[Data provided start]

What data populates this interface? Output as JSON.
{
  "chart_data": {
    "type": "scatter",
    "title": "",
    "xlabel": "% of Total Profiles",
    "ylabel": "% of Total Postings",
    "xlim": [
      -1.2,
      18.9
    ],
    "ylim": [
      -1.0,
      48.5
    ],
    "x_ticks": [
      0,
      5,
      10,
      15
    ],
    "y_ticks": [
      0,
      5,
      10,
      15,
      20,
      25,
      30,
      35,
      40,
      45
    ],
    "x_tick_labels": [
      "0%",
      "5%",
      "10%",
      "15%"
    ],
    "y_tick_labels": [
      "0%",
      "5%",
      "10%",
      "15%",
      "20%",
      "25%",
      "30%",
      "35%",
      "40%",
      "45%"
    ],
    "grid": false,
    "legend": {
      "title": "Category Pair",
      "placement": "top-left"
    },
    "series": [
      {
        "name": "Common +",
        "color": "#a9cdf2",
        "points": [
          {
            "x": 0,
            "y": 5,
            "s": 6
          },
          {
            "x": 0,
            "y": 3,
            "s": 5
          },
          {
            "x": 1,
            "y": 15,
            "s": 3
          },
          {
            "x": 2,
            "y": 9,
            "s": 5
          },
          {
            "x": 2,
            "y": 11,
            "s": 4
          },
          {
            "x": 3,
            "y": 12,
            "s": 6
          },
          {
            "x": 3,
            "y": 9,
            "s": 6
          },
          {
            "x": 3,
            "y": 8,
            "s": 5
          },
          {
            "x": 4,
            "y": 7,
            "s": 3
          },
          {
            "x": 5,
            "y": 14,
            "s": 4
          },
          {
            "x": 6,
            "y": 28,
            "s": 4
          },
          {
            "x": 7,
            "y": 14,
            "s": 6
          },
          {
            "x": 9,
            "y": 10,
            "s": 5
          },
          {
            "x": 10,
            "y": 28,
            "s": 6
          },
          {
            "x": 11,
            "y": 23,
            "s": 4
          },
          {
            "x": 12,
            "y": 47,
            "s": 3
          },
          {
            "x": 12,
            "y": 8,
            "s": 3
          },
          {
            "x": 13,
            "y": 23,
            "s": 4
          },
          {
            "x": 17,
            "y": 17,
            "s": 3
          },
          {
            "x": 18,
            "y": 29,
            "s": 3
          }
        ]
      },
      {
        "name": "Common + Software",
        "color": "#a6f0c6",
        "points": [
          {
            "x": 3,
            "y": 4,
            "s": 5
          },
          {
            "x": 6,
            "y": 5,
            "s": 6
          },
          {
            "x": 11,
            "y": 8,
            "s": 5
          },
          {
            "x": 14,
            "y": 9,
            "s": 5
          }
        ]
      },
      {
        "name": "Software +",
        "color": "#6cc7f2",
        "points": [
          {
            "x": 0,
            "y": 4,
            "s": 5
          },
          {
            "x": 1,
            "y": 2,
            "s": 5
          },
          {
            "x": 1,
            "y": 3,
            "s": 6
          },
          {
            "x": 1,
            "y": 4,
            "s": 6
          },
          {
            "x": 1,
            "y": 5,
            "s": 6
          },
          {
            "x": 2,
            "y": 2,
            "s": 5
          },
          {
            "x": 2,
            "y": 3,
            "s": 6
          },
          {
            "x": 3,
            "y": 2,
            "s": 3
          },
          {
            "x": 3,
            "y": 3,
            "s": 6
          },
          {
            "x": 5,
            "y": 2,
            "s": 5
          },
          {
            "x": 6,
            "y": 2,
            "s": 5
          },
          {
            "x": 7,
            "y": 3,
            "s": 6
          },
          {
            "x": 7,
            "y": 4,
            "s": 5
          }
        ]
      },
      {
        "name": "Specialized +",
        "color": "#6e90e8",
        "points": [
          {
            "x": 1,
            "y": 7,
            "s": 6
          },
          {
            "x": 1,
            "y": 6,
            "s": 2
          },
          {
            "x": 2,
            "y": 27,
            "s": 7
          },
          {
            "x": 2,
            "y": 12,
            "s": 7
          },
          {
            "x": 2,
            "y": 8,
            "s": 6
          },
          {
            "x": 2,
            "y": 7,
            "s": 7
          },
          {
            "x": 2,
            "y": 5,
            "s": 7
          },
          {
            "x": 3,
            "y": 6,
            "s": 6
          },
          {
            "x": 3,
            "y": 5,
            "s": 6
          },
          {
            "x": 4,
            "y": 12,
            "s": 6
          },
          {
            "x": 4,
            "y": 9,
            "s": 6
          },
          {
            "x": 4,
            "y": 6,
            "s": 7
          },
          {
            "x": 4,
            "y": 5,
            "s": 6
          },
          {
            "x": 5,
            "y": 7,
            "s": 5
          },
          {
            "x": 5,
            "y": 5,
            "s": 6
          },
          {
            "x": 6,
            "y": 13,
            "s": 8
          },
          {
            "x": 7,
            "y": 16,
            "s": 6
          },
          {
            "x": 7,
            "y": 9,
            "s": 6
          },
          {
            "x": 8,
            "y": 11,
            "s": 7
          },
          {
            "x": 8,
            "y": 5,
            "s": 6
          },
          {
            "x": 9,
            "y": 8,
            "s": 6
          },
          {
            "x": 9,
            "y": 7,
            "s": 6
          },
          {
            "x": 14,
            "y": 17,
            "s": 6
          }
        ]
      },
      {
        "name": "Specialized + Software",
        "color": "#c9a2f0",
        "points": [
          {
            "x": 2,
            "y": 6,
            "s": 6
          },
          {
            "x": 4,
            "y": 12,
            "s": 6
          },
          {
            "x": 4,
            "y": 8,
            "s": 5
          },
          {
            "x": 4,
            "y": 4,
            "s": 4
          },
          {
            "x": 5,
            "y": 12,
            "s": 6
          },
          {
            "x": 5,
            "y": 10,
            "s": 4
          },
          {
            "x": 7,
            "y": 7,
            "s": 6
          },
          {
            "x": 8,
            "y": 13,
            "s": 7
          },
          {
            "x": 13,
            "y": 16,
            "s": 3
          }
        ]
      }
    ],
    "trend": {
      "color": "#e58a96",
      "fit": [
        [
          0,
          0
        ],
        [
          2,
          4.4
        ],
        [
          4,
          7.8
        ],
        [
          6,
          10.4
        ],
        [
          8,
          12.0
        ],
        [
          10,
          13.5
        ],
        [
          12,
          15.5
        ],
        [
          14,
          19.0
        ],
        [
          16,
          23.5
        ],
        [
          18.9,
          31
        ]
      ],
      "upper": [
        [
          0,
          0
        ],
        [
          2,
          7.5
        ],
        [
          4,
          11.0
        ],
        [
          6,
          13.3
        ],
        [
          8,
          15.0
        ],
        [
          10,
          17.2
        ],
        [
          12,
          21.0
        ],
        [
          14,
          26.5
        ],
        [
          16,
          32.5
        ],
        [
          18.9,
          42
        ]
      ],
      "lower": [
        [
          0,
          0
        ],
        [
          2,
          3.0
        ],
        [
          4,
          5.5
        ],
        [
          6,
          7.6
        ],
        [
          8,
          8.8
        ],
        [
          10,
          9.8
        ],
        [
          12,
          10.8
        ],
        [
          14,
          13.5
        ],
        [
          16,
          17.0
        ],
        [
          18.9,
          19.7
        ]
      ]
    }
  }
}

[Data provided end]

**What to work on**
Reproduce the entries above in full, verbatim.

**Result below**
What data populates this interface? Output as JSON.
{
  "chart_data": {
    "type": "scatter",
    "title": "",
    "xlabel": "% of Total Profiles",
    "ylabel": "% of Total Postings",
    "xlim": [
      -1.2,
      18.9
    ],
    "ylim": [
      -1.0,
      48.5
    ],
    "x_ticks": [
      0,
      5,
      10,
      15
    ],
    "y_ticks": [
      0,
      5,
      10,
      15,
      20,
      25,
      30,
      35,
      40,
      45
    ],
    "x_tick_labels": [
      "0%",
      "5%",
      "10%",
      "15%"
    ],
    "y_tick_labels": [
      "0%",
      "5%",
      "10%",
      "15%",
      "20%",
      "25%",
      "30%",
      "35%",
      "40%",
      "45%"
    ],
    "grid": false,
    "legend": {
      "title": "Category Pair",
      "placement": "top-left"
    },
    "series": [
      {
        "name": "Common +",
        "color": "#a9cdf2",
        "points": [
          {
            "x": 0,
            "y": 5,
            "s": 6
          },
          {
            "x": 0,
            "y": 3,
            "s": 5
          },
          {
            "x": 1,
            "y": 15,
            "s": 3
          },
          {
            "x": 2,
            "y": 9,
            "s": 5
          },
          {
            "x": 2,
            "y": 11,
            "s": 4
          },
          {
            "x": 3,
            "y": 12,
            "s": 6
          },
          {
            "x": 3,
            "y": 9,
            "s": 6
          },
          {
            "x": 3,
            "y": 8,
            "s": 5
          },
          {
            "x": 4,
            "y": 7,
            "s": 3
          },
          {
            "x": 5,
            "y": 14,
            "s": 4
          },
          {
            "x": 6,
            "y": 28,
            "s": 4
          },
          {
            "x": 7,
            "y": 14,
            "s": 6
          },
          {
            "x": 9,
            "y": 10,
            "s": 5
          },
          {
            "x": 10,
            "y": 28,
            "s": 6
          },
          {
            "x": 11,
            "y": 23,
            "s": 4
          },
          {
            "x": 12,
            "y": 47,
            "s": 3
          },
          {
            "x": 12,
            "y": 8,
            "s": 3
          },
          {
            "x": 13,
            "y": 23,
            "s": 4
          },
          {
            "x": 17,
            "y": 17,
            "s": 3
          },
          {
            "x": 18,
            "y": 29,
            "s": 3
          }
        ]
      },
      {
        "name": "Common + Software",
        "color": "#a6f0c6",
        "points": [
          {
            "x": 3,
            "y": 4,
            "s": 5
          },
          {
            "x": 6,
            "y": 5,
            "s": 6
          },
          {
            "x": 11,
            "y": 8,
            "s": 5
          },
          {
            "x": 14,
            "y": 9,
            "s": 5
          }
        ]
      },
      {
        "name": "Software +",
        "color": "#6cc7f2",
        "points": [
          {
            "x": 0,
            "y": 4,
            "s": 5
          },
          {
            "x": 1,
            "y": 2,
            "s": 5
          },
          {
            "x": 1,
            "y": 3,
            "s": 6
          },
          {
            "x": 1,
            "y": 4,
            "s": 6
          },
          {
            "x": 1,
            "y": 5,
            "s": 6
          },
          {
            "x": 2,
            "y": 2,
            "s": 5
          },
          {
            "x": 2,
            "y": 3,
            "s": 6
          },
          {
            "x": 3,
            "y": 2,
            "s": 3
          },
          {
            "x": 3,
            "y": 3,
            "s": 6
          },
          {
            "x": 5,
            "y": 2,
            "s": 5
          },
          {
            "x": 6,
            "y": 2,
            "s": 5
          },
          {
            "x": 7,
            "y": 3,
            "s": 6
          },
          {
            "x": 7,
            "y": 4,
            "s": 5
          }
        ]
      },
      {
        "name": "Specialized +",
        "color": "#6e90e8",
        "points": [
          {
            "x": 1,
            "y": 7,
            "s": 6
          },
          {
            "x": 1,
            "y": 6,
            "s": 2
          },
          {
            "x": 2,
            "y": 27,
            "s": 7
          },
          {
            "x": 2,
            "y": 12,
            "s": 7
          },
          {
            "x": 2,
            "y": 8,
            "s": 6
          },
          {
            "x": 2,
            "y": 7,
            "s": 7
          },
          {
            "x": 2,
            "y": 5,
            "s": 7
          },
          {
            "x": 3,
            "y": 6,
            "s": 6
          },
          {
            "x": 3,
            "y": 5,
            "s": 6
          },
          {
            "x": 4,
            "y": 12,
            "s": 6
          },
          {
            "x": 4,
            "y": 9,
            "s": 6
          },
          {
            "x": 4,
            "y": 6,
            "s": 7
          },
          {
            "x": 4,
            "y": 5,
            "s": 6
          },
          {
            "x": 5,
            "y": 7,
            "s": 5
          },
          {
            "x": 5,
            "y": 5,
            "s": 6
          },
          {
            "x": 6,
            "y": 13,
            "s": 8
          },
          {
            "x": 7,
            "y": 16,
            "s": 6
          },
          {
            "x": 7,
            "y": 9,
            "s": 6
          },
          {
            "x": 8,
            "y": 11,
            "s": 7
          },
          {
            "x": 8,
            "y": 5,
            "s": 6
          },
          {
            "x": 9,
            "y": 8,
            "s": 6
          },
          {
            "x": 9,
            "y": 7,
            "s": 6
          },
          {
            "x": 14,
            "y": 17,
            "s": 6
          }
        ]
      },
      {
        "name": "Specialized + Software",
        "color": "#c9a2f0",
        "points": [
          {
            "x": 2,
            "y": 6,
            "s": 6
          },
          {
            "x": 4,
            "y": 12,
            "s": 6
          },
          {
            "x": 4,
            "y": 8,
            "s": 5
          },
          {
            "x": 4,
            "y": 4,
            "s": 4
          },
          {
            "x": 5,
            "y": 12,
            "s": 6
          },
          {
            "x": 5,
            "y": 10,
            "s": 4
          },
          {
            "x": 7,
            "y": 7,
            "s": 6
          },
          {
            "x": 8,
            "y": 13,
            "s": 7
          },
          {
            "x": 13,
            "y": 16,
            "s": 3
          }
        ]
      }
    ],
    "trend": {
      "color": "#e58a96",
      "fit": [
        [
          0,
          0
        ],
        [
          2,
          4.4
        ],
        [
          4,
          7.8
        ],
        [
          6,
          10.4
        ],
        [
          8,
          12.0
        ],
        [
          10,
          13.5
        ],
        [
          12,
          15.5
        ],
        [
          14,
          19.0
        ],
        [
          16,
          23.5
        ],
        [
          18.9,
          31
        ]
      ],
      "upper": [
        [
          0,
          0
        ],
        [
          2,
          7.5
        ],
        [
          4,
          11.0
        ],
        [
          6,
          13.3
        ],
        [
          8,
          15.0
        ],
        [
          10,
          17.2
        ],
        [
          12,
          21.0
        ],
        [
          14,
          26.5
        ],
        [
          16,
          32.5
        ],
        [
          18.9,
          42
        ]
      ],
      "lower": [
        [
          0,
          0
        ],
        [
          2,
          3.0
        ],
        [
          4,
          5.5
        ],
        [
          6,
          7.6
        ],
        [
          8,
          8.8
        ],
        [
          10,
          9.8
        ],
        [
          12,
          10.8
        ],
        [
          14,
          13.5
        ],
        [
          16,
          17.0
        ],
        [
          18.9,
          19.7
        ]
      ]
    }
  }
}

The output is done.